*Exercise task*.
Quote the entries in full, character for character, without their images.

*Data section*.
--- Start ---
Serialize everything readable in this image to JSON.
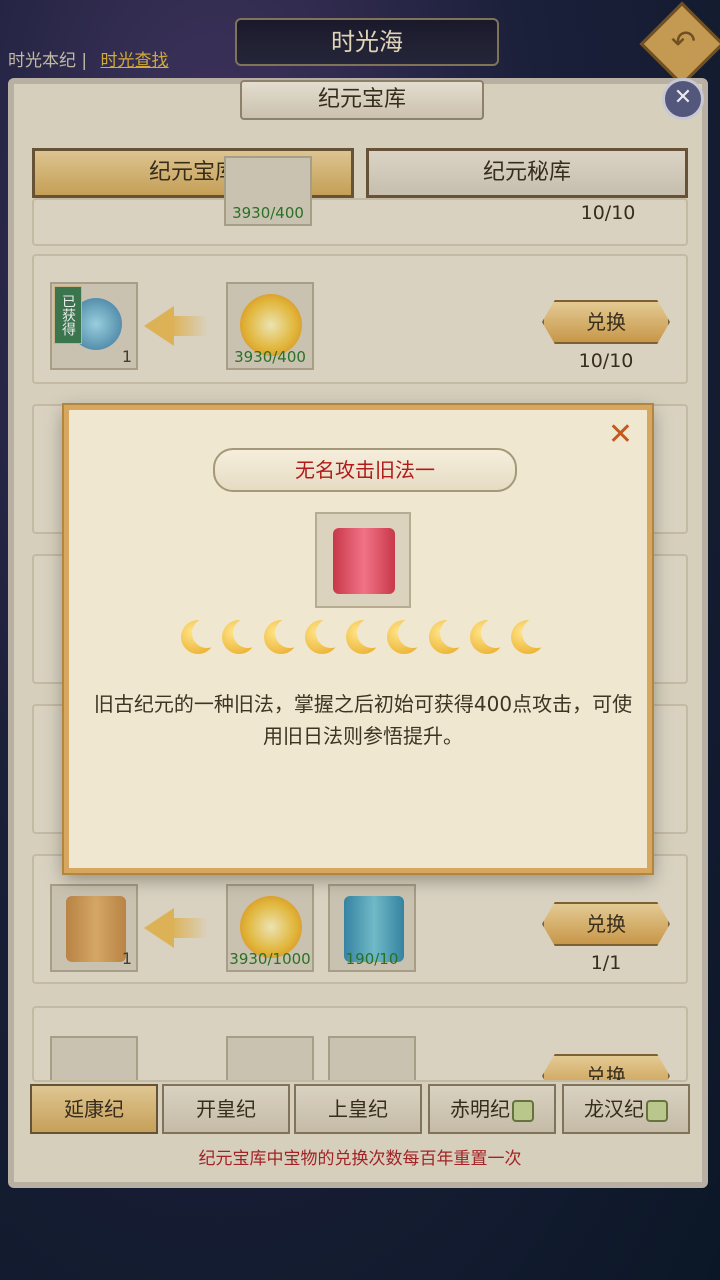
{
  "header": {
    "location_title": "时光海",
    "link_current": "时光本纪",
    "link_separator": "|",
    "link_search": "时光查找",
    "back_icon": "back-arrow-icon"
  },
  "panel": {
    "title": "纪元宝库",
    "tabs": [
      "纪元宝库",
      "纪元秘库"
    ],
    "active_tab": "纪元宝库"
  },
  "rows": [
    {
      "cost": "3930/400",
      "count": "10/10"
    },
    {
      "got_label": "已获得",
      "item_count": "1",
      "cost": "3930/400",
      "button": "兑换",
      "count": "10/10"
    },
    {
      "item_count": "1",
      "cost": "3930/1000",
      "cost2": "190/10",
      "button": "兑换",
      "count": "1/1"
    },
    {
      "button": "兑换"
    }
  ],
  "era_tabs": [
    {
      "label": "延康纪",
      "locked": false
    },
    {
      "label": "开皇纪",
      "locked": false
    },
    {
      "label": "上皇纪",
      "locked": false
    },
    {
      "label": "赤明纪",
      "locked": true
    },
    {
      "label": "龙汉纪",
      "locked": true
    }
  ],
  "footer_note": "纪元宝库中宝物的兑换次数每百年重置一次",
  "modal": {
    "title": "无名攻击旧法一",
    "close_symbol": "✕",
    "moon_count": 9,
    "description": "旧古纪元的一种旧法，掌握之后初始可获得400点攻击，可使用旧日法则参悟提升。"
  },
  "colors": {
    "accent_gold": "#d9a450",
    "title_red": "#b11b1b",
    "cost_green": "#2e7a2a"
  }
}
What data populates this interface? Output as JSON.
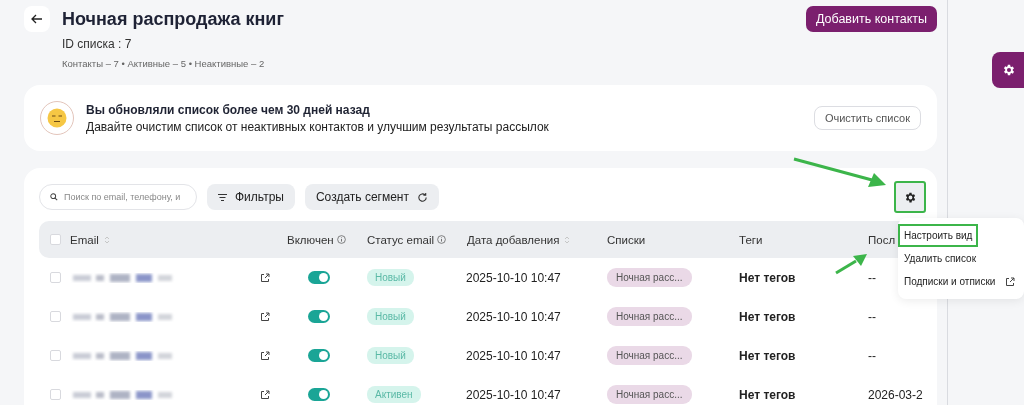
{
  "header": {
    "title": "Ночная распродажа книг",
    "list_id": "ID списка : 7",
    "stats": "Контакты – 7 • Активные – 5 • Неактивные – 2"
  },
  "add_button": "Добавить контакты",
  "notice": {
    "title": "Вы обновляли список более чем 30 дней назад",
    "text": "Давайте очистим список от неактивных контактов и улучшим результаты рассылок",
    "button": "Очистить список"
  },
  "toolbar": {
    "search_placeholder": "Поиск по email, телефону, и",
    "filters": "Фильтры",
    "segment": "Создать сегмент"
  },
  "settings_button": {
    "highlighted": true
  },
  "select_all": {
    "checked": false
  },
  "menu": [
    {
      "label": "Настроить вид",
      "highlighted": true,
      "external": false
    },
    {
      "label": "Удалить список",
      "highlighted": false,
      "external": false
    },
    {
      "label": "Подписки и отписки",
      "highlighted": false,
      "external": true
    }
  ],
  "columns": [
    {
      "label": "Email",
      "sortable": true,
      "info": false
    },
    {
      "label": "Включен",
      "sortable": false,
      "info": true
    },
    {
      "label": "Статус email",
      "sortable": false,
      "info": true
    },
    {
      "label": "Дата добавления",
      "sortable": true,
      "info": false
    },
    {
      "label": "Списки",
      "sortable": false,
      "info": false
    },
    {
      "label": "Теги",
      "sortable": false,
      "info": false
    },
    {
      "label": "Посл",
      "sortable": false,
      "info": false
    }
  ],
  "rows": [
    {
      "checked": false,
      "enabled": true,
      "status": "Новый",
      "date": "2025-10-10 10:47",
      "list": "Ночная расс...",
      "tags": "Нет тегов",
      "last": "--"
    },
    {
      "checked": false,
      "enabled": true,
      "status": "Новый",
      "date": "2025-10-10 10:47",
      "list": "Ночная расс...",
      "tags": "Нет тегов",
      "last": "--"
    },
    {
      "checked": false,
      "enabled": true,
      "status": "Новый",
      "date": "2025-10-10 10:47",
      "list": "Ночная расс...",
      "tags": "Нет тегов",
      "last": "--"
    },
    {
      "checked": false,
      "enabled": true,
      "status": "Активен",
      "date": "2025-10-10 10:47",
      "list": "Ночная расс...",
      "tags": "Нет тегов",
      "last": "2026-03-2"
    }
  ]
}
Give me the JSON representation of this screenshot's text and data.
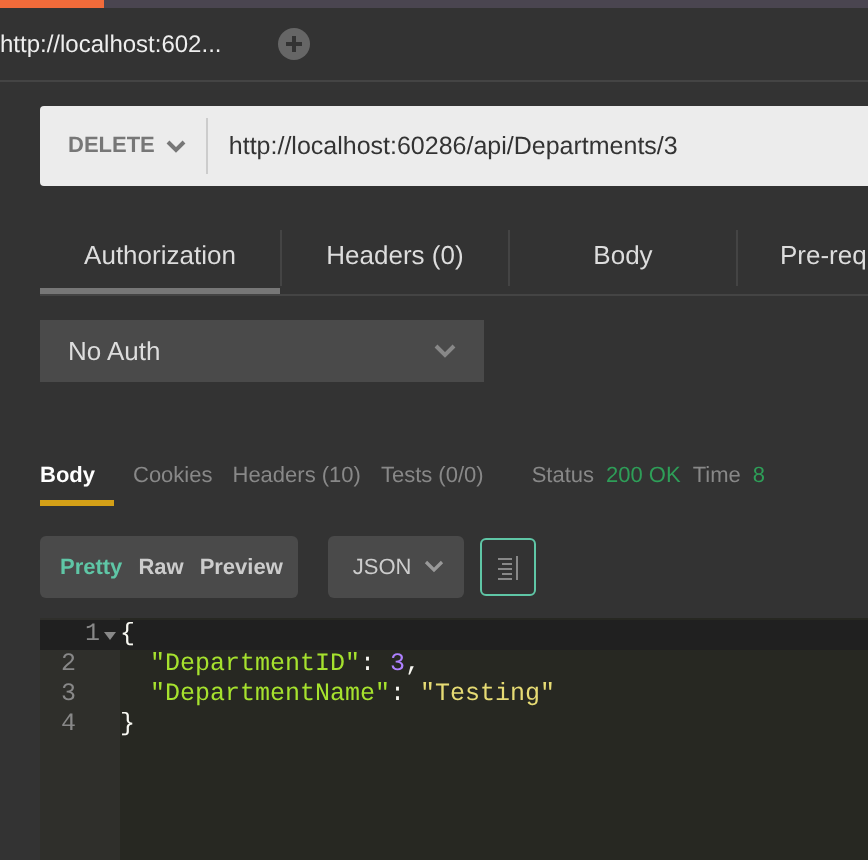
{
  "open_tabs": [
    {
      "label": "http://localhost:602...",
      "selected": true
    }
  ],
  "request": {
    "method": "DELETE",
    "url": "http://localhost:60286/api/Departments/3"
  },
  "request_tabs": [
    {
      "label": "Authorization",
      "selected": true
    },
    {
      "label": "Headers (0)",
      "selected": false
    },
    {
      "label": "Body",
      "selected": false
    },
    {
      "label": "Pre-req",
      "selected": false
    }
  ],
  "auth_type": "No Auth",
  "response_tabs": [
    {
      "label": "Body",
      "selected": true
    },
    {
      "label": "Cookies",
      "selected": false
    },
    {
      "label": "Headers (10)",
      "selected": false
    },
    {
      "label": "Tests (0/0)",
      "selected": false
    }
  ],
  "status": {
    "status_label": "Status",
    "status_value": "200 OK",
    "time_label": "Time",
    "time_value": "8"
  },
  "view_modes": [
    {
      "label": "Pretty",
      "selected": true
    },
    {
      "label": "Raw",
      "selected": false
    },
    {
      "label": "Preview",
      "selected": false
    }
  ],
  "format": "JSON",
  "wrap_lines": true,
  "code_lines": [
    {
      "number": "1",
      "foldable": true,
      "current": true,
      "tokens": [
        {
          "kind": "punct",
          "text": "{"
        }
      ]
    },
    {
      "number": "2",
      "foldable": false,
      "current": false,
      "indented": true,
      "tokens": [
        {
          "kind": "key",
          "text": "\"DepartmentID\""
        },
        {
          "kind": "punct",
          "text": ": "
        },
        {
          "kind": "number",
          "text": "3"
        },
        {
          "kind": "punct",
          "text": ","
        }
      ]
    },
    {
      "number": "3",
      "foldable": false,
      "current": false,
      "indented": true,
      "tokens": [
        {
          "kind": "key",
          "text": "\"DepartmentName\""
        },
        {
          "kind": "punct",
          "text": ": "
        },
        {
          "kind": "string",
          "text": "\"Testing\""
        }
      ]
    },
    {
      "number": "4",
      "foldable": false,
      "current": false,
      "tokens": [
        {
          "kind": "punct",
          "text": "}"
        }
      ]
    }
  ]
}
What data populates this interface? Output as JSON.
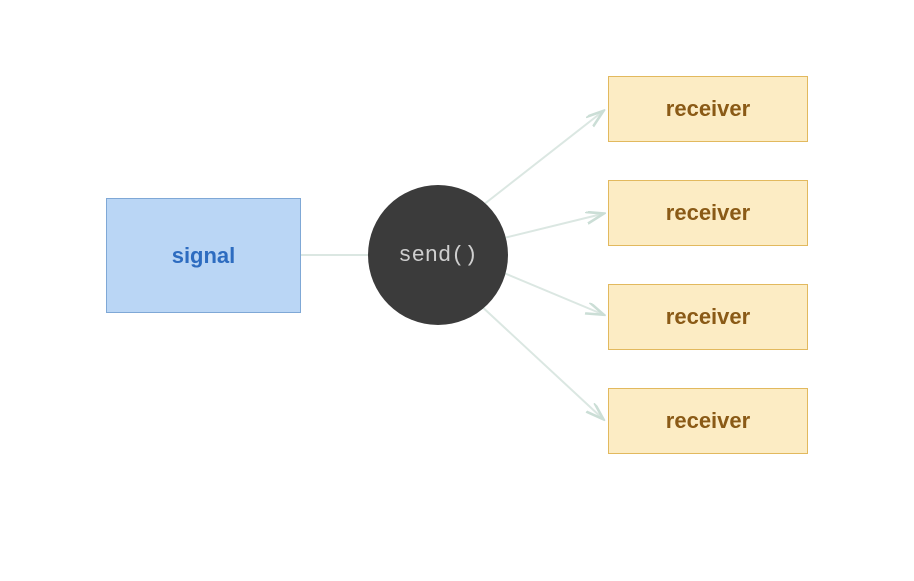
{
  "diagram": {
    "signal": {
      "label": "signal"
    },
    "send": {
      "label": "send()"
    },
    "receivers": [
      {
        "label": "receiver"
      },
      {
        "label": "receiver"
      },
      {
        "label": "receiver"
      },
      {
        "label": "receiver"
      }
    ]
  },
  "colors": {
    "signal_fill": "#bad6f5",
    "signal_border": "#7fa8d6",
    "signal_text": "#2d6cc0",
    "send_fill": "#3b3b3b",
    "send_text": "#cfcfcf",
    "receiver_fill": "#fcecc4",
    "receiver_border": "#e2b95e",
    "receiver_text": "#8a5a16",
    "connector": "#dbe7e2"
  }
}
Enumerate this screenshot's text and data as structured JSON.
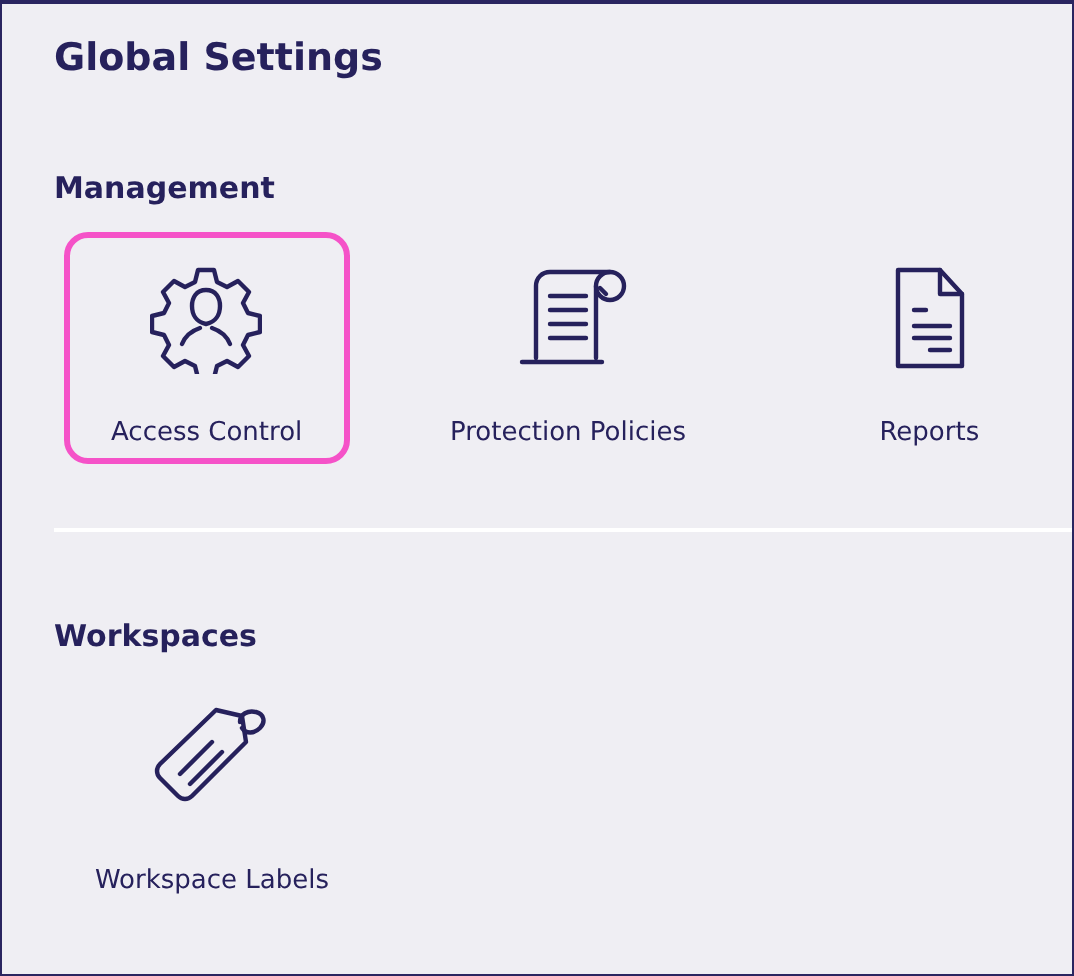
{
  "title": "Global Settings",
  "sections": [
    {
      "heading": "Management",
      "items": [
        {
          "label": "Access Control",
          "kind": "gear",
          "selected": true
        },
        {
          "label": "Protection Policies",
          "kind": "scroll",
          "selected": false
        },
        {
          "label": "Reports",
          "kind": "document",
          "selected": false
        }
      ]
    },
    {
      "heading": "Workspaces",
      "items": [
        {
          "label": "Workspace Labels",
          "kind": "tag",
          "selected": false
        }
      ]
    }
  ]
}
--- End ---
*Answer to the problem*.
Serialize everything readable in this image to JSON.
{
  "header": {
    "location_title": "时光海",
    "link_current": "时光本纪",
    "link_separator": "|",
    "link_search": "时光查找",
    "back_icon": "back-arrow-icon"
  },
  "panel": {
    "title": "纪元宝库",
    "tabs": [
      "纪元宝库",
      "纪元秘库"
    ],
    "active_tab": "纪元宝库"
  },
  "rows": [
    {
      "cost": "3930/400",
      "count": "10/10"
    },
    {
      "got_label": "已获得",
      "item_count": "1",
      "cost": "3930/400",
      "button": "兑换",
      "count": "10/10"
    },
    {
      "item_count": "1",
      "cost": "3930/1000",
      "cost2": "190/10",
      "button": "兑换",
      "count": "1/1"
    },
    {
      "button": "兑换"
    }
  ],
  "era_tabs": [
    {
      "label": "延康纪",
      "locked": false
    },
    {
      "label": "开皇纪",
      "locked": false
    },
    {
      "label": "上皇纪",
      "locked": false
    },
    {
      "label": "赤明纪",
      "locked": true
    },
    {
      "label": "龙汉纪",
      "locked": true
    }
  ],
  "footer_note": "纪元宝库中宝物的兑换次数每百年重置一次",
  "modal": {
    "title": "无名攻击旧法一",
    "close_symbol": "✕",
    "moon_count": 9,
    "description": "旧古纪元的一种旧法，掌握之后初始可获得400点攻击，可使用旧日法则参悟提升。"
  },
  "colors": {
    "accent_gold": "#d9a450",
    "title_red": "#b11b1b",
    "cost_green": "#2e7a2a"
  }
}
What data populates this interface? Output as JSON.
{
  "header": {
    "title": "Ночная распродажа книг",
    "list_id": "ID списка : 7",
    "stats": "Контакты – 7 • Активные – 5 • Неактивные – 2"
  },
  "add_button": "Добавить контакты",
  "notice": {
    "title": "Вы обновляли список более чем 30 дней назад",
    "text": "Давайте очистим список от неактивных контактов и улучшим результаты рассылок",
    "button": "Очистить список"
  },
  "toolbar": {
    "search_placeholder": "Поиск по email, телефону, и",
    "filters": "Фильтры",
    "segment": "Создать сегмент"
  },
  "settings_button": {
    "highlighted": true
  },
  "select_all": {
    "checked": false
  },
  "menu": [
    {
      "label": "Настроить вид",
      "highlighted": true,
      "external": false
    },
    {
      "label": "Удалить список",
      "highlighted": false,
      "external": false
    },
    {
      "label": "Подписки и отписки",
      "highlighted": false,
      "external": true
    }
  ],
  "columns": [
    {
      "label": "Email",
      "sortable": true,
      "info": false
    },
    {
      "label": "Включен",
      "sortable": false,
      "info": true
    },
    {
      "label": "Статус email",
      "sortable": false,
      "info": true
    },
    {
      "label": "Дата добавления",
      "sortable": true,
      "info": false
    },
    {
      "label": "Списки",
      "sortable": false,
      "info": false
    },
    {
      "label": "Теги",
      "sortable": false,
      "info": false
    },
    {
      "label": "Посл",
      "sortable": false,
      "info": false
    }
  ],
  "rows": [
    {
      "checked": false,
      "enabled": true,
      "status": "Новый",
      "date": "2025-10-10 10:47",
      "list": "Ночная расс...",
      "tags": "Нет тегов",
      "last": "--"
    },
    {
      "checked": false,
      "enabled": true,
      "status": "Новый",
      "date": "2025-10-10 10:47",
      "list": "Ночная расс...",
      "tags": "Нет тегов",
      "last": "--"
    },
    {
      "checked": false,
      "enabled": true,
      "status": "Новый",
      "date": "2025-10-10 10:47",
      "list": "Ночная расс...",
      "tags": "Нет тегов",
      "last": "--"
    },
    {
      "checked": false,
      "enabled": true,
      "status": "Активен",
      "date": "2025-10-10 10:47",
      "list": "Ночная расс...",
      "tags": "Нет тегов",
      "last": "2026-03-2"
    }
  ]
}
Give me the JSON representation of this screenshot's text and data.
{
  "open_tabs": [
    {
      "label": "http://localhost:602...",
      "selected": true
    }
  ],
  "request": {
    "method": "DELETE",
    "url": "http://localhost:60286/api/Departments/3"
  },
  "request_tabs": [
    {
      "label": "Authorization",
      "selected": true
    },
    {
      "label": "Headers (0)",
      "selected": false
    },
    {
      "label": "Body",
      "selected": false
    },
    {
      "label": "Pre-req",
      "selected": false
    }
  ],
  "auth_type": "No Auth",
  "response_tabs": [
    {
      "label": "Body",
      "selected": true
    },
    {
      "label": "Cookies",
      "selected": false
    },
    {
      "label": "Headers (10)",
      "selected": false
    },
    {
      "label": "Tests (0/0)",
      "selected": false
    }
  ],
  "status": {
    "status_label": "Status",
    "status_value": "200 OK",
    "time_label": "Time",
    "time_value": "8"
  },
  "view_modes": [
    {
      "label": "Pretty",
      "selected": true
    },
    {
      "label": "Raw",
      "selected": false
    },
    {
      "label": "Preview",
      "selected": false
    }
  ],
  "format": "JSON",
  "wrap_lines": true,
  "code_lines": [
    {
      "number": "1",
      "foldable": true,
      "current": true,
      "tokens": [
        {
          "kind": "punct",
          "text": "{"
        }
      ]
    },
    {
      "number": "2",
      "foldable": false,
      "current": false,
      "indented": true,
      "tokens": [
        {
          "kind": "key",
          "text": "\"DepartmentID\""
        },
        {
          "kind": "punct",
          "text": ": "
        },
        {
          "kind": "number",
          "text": "3"
        },
        {
          "kind": "punct",
          "text": ","
        }
      ]
    },
    {
      "number": "3",
      "foldable": false,
      "current": false,
      "indented": true,
      "tokens": [
        {
          "kind": "key",
          "text": "\"DepartmentName\""
        },
        {
          "kind": "punct",
          "text": ": "
        },
        {
          "kind": "string",
          "text": "\"Testing\""
        }
      ]
    },
    {
      "number": "4",
      "foldable": false,
      "current": false,
      "tokens": [
        {
          "kind": "punct",
          "text": "}"
        }
      ]
    }
  ]
}
What data populates this interface? Output as JSON.
{
  "diagram": {
    "signal": {
      "label": "signal"
    },
    "send": {
      "label": "send()"
    },
    "receivers": [
      {
        "label": "receiver"
      },
      {
        "label": "receiver"
      },
      {
        "label": "receiver"
      },
      {
        "label": "receiver"
      }
    ]
  },
  "colors": {
    "signal_fill": "#bad6f5",
    "signal_border": "#7fa8d6",
    "signal_text": "#2d6cc0",
    "send_fill": "#3b3b3b",
    "send_text": "#cfcfcf",
    "receiver_fill": "#fcecc4",
    "receiver_border": "#e2b95e",
    "receiver_text": "#8a5a16",
    "connector": "#dbe7e2"
  }
}
Enumerate this screenshot's text and data as structured JSON.
{
  "title": "Global Settings",
  "sections": [
    {
      "heading": "Management",
      "items": [
        {
          "label": "Access Control",
          "kind": "gear",
          "selected": true
        },
        {
          "label": "Protection Policies",
          "kind": "scroll",
          "selected": false
        },
        {
          "label": "Reports",
          "kind": "document",
          "selected": false
        }
      ]
    },
    {
      "heading": "Workspaces",
      "items": [
        {
          "label": "Workspace Labels",
          "kind": "tag",
          "selected": false
        }
      ]
    }
  ]
}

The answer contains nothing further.